▸ **WHAT THE TASK ASKS**:
The records below must be written out exactly, with every picture left behind.

══════

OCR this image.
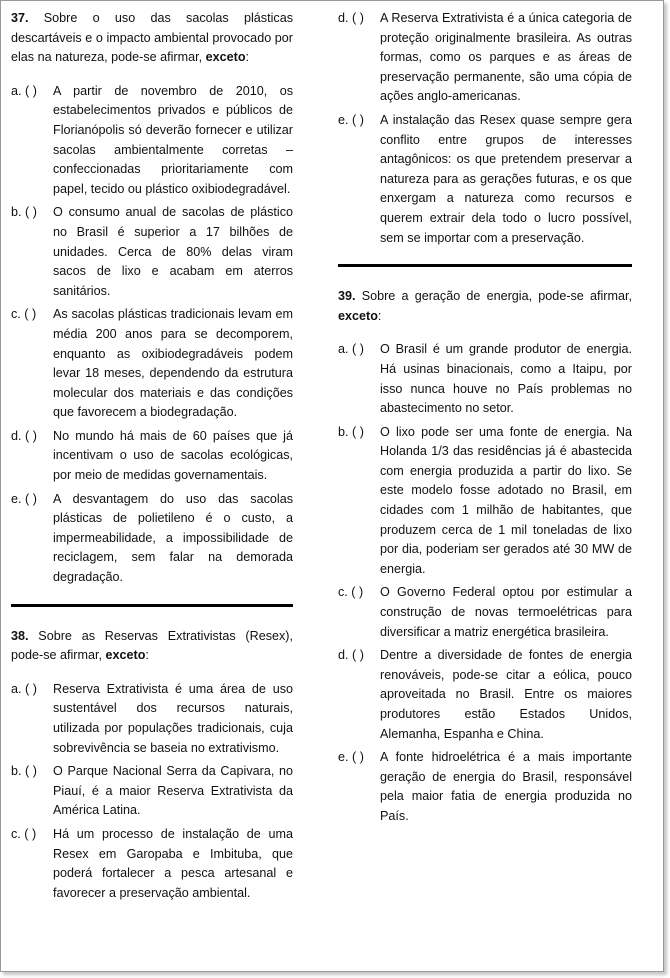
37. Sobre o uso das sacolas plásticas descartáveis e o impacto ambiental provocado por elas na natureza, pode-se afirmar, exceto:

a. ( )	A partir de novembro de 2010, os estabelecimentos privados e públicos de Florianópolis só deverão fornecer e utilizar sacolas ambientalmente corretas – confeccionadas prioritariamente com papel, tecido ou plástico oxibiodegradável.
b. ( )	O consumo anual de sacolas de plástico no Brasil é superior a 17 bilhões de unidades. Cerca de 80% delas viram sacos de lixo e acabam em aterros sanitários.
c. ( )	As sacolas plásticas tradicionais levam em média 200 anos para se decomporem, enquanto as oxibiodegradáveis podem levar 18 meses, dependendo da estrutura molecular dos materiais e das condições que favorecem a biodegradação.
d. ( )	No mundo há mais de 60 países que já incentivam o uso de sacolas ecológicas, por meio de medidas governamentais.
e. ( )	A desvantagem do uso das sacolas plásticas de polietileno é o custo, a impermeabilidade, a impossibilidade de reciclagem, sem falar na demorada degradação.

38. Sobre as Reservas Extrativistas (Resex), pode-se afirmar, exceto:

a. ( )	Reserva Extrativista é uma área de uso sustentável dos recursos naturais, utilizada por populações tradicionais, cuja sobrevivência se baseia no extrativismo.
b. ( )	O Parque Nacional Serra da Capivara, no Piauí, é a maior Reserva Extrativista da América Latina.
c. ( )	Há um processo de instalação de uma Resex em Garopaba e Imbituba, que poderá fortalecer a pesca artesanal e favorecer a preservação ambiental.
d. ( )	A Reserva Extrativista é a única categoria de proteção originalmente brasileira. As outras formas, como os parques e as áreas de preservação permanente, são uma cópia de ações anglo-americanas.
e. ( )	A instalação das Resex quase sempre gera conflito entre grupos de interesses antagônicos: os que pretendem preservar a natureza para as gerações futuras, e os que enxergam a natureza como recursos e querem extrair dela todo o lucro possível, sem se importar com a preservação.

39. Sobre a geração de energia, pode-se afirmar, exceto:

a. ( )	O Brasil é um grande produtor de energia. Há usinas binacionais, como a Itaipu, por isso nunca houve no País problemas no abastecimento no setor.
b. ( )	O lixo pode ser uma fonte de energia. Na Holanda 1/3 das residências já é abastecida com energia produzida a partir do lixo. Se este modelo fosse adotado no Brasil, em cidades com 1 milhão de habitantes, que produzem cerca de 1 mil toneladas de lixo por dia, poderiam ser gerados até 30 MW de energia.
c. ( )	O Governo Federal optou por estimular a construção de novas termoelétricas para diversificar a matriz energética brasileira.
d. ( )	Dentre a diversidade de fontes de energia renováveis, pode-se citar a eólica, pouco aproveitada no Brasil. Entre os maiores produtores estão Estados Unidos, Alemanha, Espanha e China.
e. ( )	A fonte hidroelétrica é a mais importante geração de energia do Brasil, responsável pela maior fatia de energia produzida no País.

══════

▸ **CORRECT RESULT**:
OCR this image.
37. Sobre o uso das sacolas plásticas descartáveis e o impacto ambiental provocado por elas na natureza, pode-se afirmar, exceto:

a. ( )	A partir de novembro de 2010, os estabelecimentos privados e públicos de Florianópolis só deverão fornecer e utilizar sacolas ambientalmente corretas – confeccionadas prioritariamente com papel, tecido ou plástico oxibiodegradável.
b. ( )	O consumo anual de sacolas de plástico no Brasil é superior a 17 bilhões de unidades. Cerca de 80% delas viram sacos de lixo e acabam em aterros sanitários.
c. ( )	As sacolas plásticas tradicionais levam em média 200 anos para se decomporem, enquanto as oxibiodegradáveis podem levar 18 meses, dependendo da estrutura molecular dos materiais e das condições que favorecem a biodegradação.
d. ( )	No mundo há mais de 60 países que já incentivam o uso de sacolas ecológicas, por meio de medidas governamentais.
e. ( )	A desvantagem do uso das sacolas plásticas de polietileno é o custo, a impermeabilidade, a impossibilidade de reciclagem, sem falar na demorada degradação.

38. Sobre as Reservas Extrativistas (Resex), pode-se afirmar, exceto:

a. ( )	Reserva Extrativista é uma área de uso sustentável dos recursos naturais, utilizada por populações tradicionais, cuja sobrevivência se baseia no extrativismo.
b. ( )	O Parque Nacional Serra da Capivara, no Piauí, é a maior Reserva Extrativista da América Latina.
c. ( )	Há um processo de instalação de uma Resex em Garopaba e Imbituba, que poderá fortalecer a pesca artesanal e favorecer a preservação ambiental.
d. ( )	A Reserva Extrativista é a única categoria de proteção originalmente brasileira. As outras formas, como os parques e as áreas de preservação permanente, são uma cópia de ações anglo-americanas.
e. ( )	A instalação das Resex quase sempre gera conflito entre grupos de interesses antagônicos: os que pretendem preservar a natureza para as gerações futuras, e os que enxergam a natureza como recursos e querem extrair dela todo o lucro possível, sem se importar com a preservação.

39. Sobre a geração de energia, pode-se afirmar, exceto:

a. ( )	O Brasil é um grande produtor de energia. Há usinas binacionais, como a Itaipu, por isso nunca houve no País problemas no abastecimento no setor.
b. ( )	O lixo pode ser uma fonte de energia. Na Holanda 1/3 das residências já é abastecida com energia produzida a partir do lixo. Se este modelo fosse adotado no Brasil, em cidades com 1 milhão de habitantes, que produzem cerca de 1 mil toneladas de lixo por dia, poderiam ser gerados até 30 MW de energia.
c. ( )	O Governo Federal optou por estimular a construção de novas termoelétricas para diversificar a matriz energética brasileira.
d. ( )	Dentre a diversidade de fontes de energia renováveis, pode-se citar a eólica, pouco aproveitada no Brasil. Entre os maiores produtores estão Estados Unidos, Alemanha, Espanha e China.
e. ( )	A fonte hidroelétrica é a mais importante geração de energia do Brasil, responsável pela maior fatia de energia produzida no País.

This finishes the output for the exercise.